Some records:
——————

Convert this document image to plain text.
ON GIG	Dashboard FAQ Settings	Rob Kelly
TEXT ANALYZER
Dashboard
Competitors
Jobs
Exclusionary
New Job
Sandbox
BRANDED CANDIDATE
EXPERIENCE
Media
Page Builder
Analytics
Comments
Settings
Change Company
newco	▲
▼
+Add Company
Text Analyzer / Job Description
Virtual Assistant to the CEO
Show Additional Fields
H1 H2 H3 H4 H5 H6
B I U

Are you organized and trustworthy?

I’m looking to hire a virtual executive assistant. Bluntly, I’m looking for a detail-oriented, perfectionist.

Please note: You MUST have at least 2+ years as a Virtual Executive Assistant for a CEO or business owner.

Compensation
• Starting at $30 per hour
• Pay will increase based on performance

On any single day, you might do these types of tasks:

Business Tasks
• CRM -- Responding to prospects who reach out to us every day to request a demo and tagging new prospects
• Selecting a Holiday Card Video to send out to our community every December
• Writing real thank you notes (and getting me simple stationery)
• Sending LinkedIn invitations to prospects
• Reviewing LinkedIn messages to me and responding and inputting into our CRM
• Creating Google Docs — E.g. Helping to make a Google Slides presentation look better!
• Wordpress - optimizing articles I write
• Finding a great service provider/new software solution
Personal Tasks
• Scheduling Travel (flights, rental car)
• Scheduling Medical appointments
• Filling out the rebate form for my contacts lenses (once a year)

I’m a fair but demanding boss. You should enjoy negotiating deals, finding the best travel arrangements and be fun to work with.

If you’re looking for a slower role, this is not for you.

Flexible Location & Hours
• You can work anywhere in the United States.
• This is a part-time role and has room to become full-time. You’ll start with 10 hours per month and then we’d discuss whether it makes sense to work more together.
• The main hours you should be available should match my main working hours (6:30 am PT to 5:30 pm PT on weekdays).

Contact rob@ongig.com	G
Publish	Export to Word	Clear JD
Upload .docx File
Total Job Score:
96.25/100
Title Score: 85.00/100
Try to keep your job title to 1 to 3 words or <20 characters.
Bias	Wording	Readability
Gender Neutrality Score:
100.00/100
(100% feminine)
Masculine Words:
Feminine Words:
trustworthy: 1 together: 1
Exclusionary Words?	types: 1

——————

WORK TO COMPLETE →
Take each line containing the string "Score" and copy it out.

TASK ANSWER →
Total Job Score:
Title Score: 85.00/100
Gender Neutrality Score:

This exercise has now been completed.